**Problem to solve**
Copy nothing but the text: repeat each entry exactly and drop the images.

====== Data for this exercise

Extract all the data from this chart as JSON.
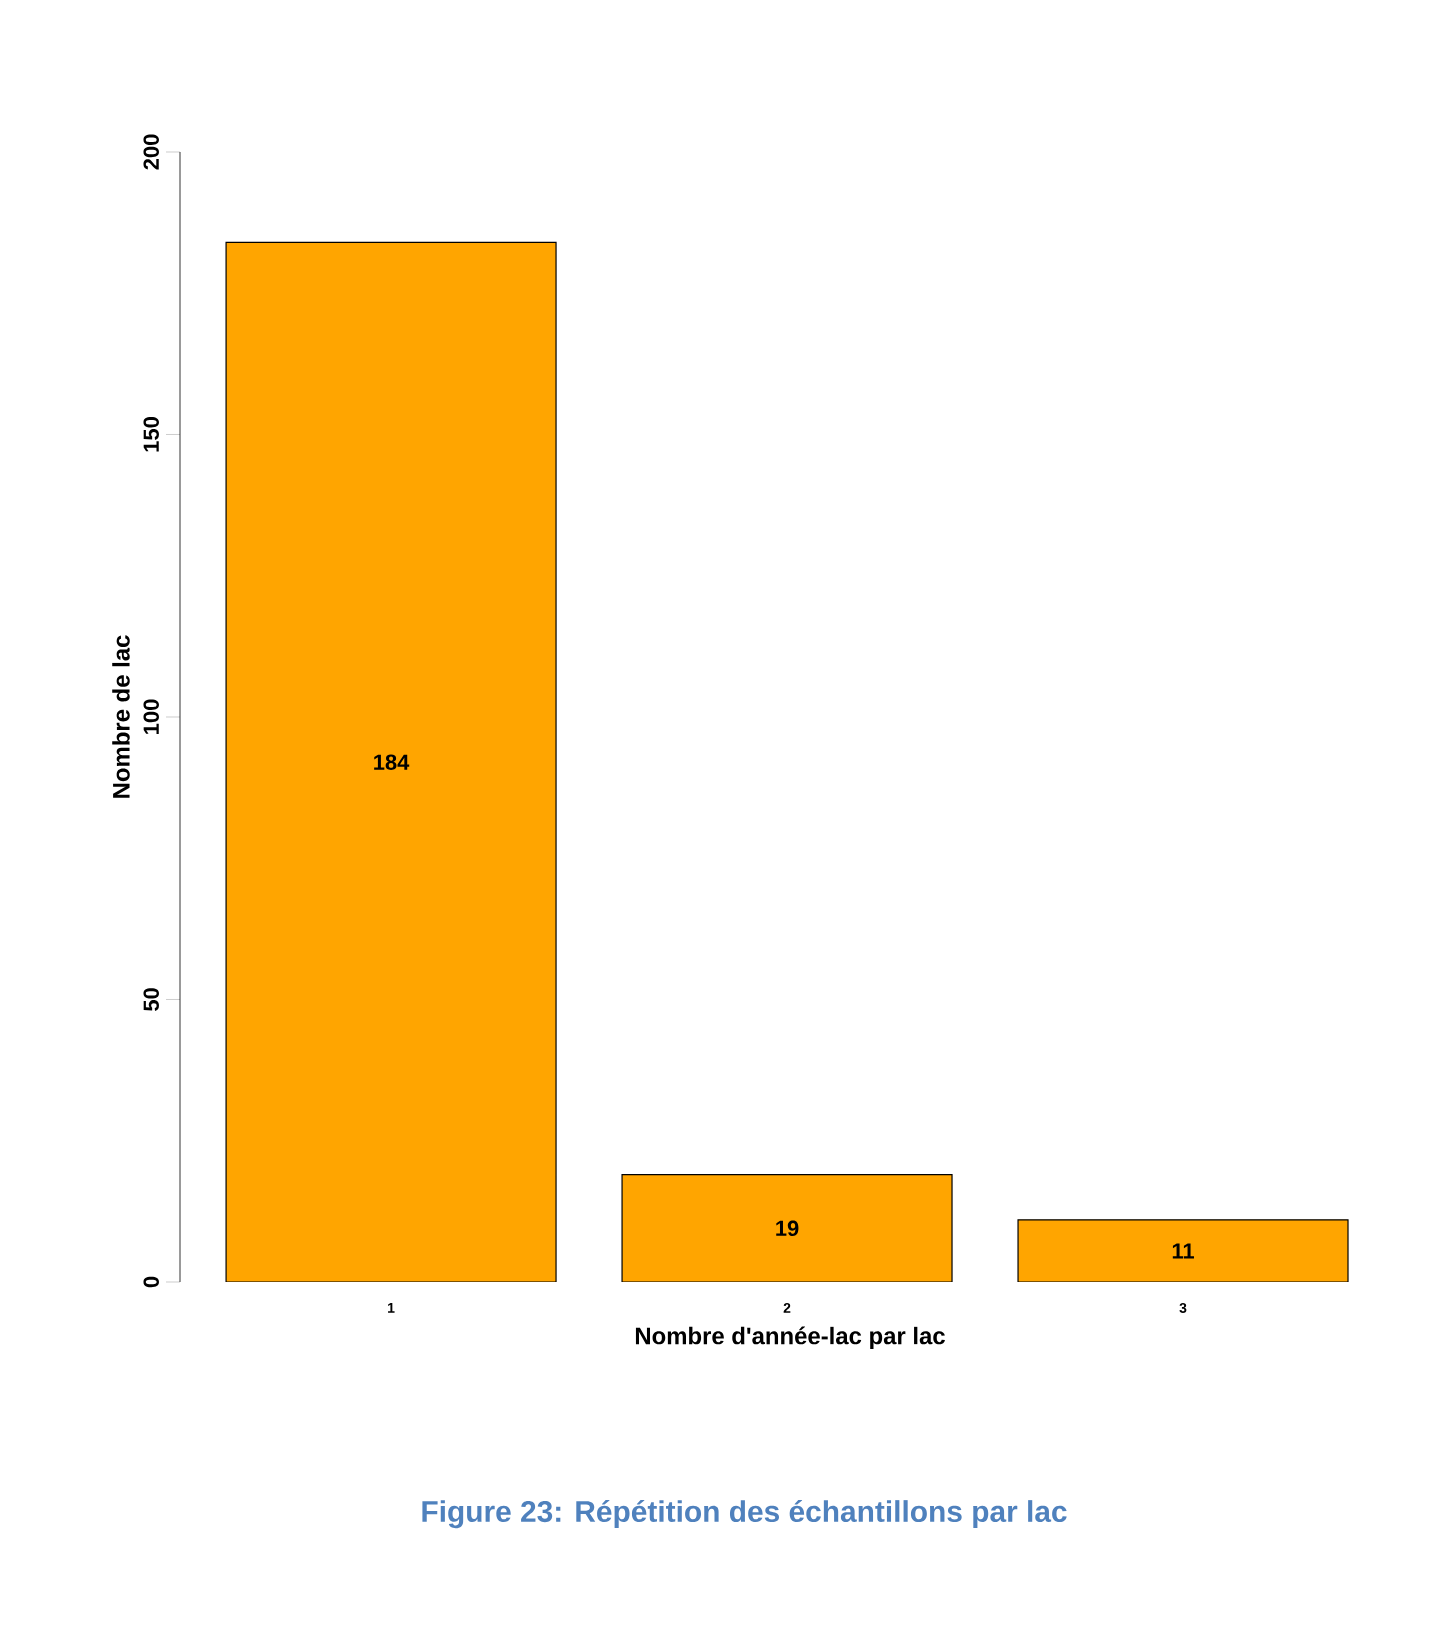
{
  "chart_data": {
    "type": "bar",
    "xlabel": "Nombre d'année-lac par lac",
    "ylabel": "Nombre de lac",
    "categories": [
      "1",
      "2",
      "3"
    ],
    "values": [
      184,
      19,
      11
    ],
    "color": "#ffa500",
    "ylim": [
      0,
      200
    ],
    "yticks": [
      0,
      50,
      100,
      150,
      200
    ],
    "data_labels": true,
    "annotations": [
      "Figure 23: Répétition des échantillons par lac"
    ]
  }
}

============

**Reply to the task**
Extract all the data from this chart as JSON.
{
  "chart_data": {
    "type": "bar",
    "xlabel": "Nombre d'année-lac par lac",
    "ylabel": "Nombre de lac",
    "categories": [
      "1",
      "2",
      "3"
    ],
    "values": [
      184,
      19,
      11
    ],
    "color": "#ffa500",
    "ylim": [
      0,
      200
    ],
    "yticks": [
      0,
      50,
      100,
      150,
      200
    ],
    "data_labels": true,
    "annotations": [
      "Figure 23: Répétition des échantillons par lac"
    ]
  }
}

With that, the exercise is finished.